TASK TO COMPLETE:
Copy each line exactly. Leave nothing out.
— BEGIN —
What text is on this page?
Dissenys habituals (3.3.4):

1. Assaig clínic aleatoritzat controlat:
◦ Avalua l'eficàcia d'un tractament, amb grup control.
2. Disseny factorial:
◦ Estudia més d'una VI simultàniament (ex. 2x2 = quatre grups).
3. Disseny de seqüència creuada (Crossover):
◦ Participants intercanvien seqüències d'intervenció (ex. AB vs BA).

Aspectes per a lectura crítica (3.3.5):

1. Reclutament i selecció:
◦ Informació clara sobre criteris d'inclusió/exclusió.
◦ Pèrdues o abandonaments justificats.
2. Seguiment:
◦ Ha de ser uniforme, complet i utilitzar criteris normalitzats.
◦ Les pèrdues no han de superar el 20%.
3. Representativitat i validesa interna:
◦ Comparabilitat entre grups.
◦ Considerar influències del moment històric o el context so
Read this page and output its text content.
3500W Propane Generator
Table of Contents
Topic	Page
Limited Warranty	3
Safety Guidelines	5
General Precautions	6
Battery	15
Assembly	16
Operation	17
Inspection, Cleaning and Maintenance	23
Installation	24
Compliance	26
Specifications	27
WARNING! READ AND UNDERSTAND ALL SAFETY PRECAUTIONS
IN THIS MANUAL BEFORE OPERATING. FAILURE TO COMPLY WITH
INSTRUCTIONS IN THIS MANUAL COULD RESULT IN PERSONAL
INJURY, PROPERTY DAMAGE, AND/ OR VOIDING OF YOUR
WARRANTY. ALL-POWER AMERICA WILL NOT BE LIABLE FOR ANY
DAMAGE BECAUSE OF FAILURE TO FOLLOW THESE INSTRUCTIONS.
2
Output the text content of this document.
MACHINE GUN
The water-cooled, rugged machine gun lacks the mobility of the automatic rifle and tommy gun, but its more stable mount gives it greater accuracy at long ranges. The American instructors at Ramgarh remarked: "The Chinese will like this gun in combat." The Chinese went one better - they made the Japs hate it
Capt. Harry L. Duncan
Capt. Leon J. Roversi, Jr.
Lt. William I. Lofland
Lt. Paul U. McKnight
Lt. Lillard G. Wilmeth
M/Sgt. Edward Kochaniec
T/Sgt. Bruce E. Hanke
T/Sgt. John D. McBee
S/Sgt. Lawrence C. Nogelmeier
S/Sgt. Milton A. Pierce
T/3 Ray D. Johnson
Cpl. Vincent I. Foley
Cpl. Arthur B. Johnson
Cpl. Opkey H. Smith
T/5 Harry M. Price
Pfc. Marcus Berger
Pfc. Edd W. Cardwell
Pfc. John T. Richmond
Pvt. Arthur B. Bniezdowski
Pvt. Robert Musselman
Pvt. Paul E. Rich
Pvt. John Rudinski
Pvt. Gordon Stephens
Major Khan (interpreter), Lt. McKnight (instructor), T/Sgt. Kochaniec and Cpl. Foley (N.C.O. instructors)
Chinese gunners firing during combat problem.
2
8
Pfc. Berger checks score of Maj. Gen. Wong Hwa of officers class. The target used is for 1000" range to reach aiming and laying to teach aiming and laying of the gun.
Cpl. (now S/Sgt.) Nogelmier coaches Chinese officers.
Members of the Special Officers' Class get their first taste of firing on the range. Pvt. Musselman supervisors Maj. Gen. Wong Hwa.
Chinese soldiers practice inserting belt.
— END —
FINISHED EXERCISE:
What text is on this page?
Dissenys habituals (3.3.4):

1. Assaig clínic aleatoritzat controlat:
◦ Avalua l'eficàcia d'un tractament, amb grup control.
2. Disseny factorial:
◦ Estudia més d'una VI simultàniament (ex. 2x2 = quatre grups).
3. Disseny de seqüència creuada (Crossover):
◦ Participants intercanvien seqüències d'intervenció (ex. AB vs BA).

Aspectes per a lectura crítica (3.3.5):

1. Reclutament i selecció:
◦ Informació clara sobre criteris d'inclusió/exclusió.
◦ Pèrdues o abandonaments justificats.
2. Seguiment:
◦ Ha de ser uniforme, complet i utilitzar criteris normalitzats.
◦ Les pèrdues no han de superar el 20%.
3. Representativitat i validesa interna:
◦ Comparabilitat entre grups.
◦ Considerar influències del moment històric o el context so
Read this page and output its text content.
3500W Propane Generator
Table of Contents
Topic	Page
Limited Warranty	3
Safety Guidelines	5
General Precautions	6
Battery	15
Assembly	16
Operation	17
Inspection, Cleaning and Maintenance	23
Installation	24
Compliance	26
Specifications	27
WARNING! READ AND UNDERSTAND ALL SAFETY PRECAUTIONS
IN THIS MANUAL BEFORE OPERATING. FAILURE TO COMPLY WITH
INSTRUCTIONS IN THIS MANUAL COULD RESULT IN PERSONAL
INJURY, PROPERTY DAMAGE, AND/ OR VOIDING OF YOUR
WARRANTY. ALL-POWER AMERICA WILL NOT BE LIABLE FOR ANY
DAMAGE BECAUSE OF FAILURE TO FOLLOW THESE INSTRUCTIONS.
2
Output the text content of this document.
MACHINE GUN
The water-cooled, rugged machine gun lacks the mobility of the automatic rifle and tommy gun, but its more stable mount gives it greater accuracy at long ranges. The American instructors at Ramgarh remarked: "The Chinese will like this gun in combat." The Chinese went one better - they made the Japs hate it
Capt. Harry L. Duncan
Capt. Leon J. Roversi, Jr.
Lt. William I. Lofland
Lt. Paul U. McKnight
Lt. Lillard G. Wilmeth
M/Sgt. Edward Kochaniec
T/Sgt. Bruce E. Hanke
T/Sgt. John D. McBee
S/Sgt. Lawrence C. Nogelmeier
S/Sgt. Milton A. Pierce
T/3 Ray D. Johnson
Cpl. Vincent I. Foley
Cpl. Arthur B. Johnson
Cpl. Opkey H. Smith
T/5 Harry M. Price
Pfc. Marcus Berger
Pfc. Edd W. Cardwell
Pfc. John T. Richmond
Pvt. Arthur B. Bniezdowski
Pvt. Robert Musselman
Pvt. Paul E. Rich
Pvt. John Rudinski
Pvt. Gordon Stephens
Major Khan (interpreter), Lt. McKnight (instructor), T/Sgt. Kochaniec and Cpl. Foley (N.C.O. instructors)
Chinese gunners firing during combat problem.
2
8
Pfc. Berger checks score of Maj. Gen. Wong Hwa of officers class. The target used is for 1000" range to reach aiming and laying to teach aiming and laying of the gun.
Cpl. (now S/Sgt.) Nogelmier coaches Chinese officers.
Members of the Special Officers' Class get their first taste of firing on the range. Pvt. Musselman supervisors Maj. Gen. Wong Hwa.
Chinese soldiers practice inserting belt.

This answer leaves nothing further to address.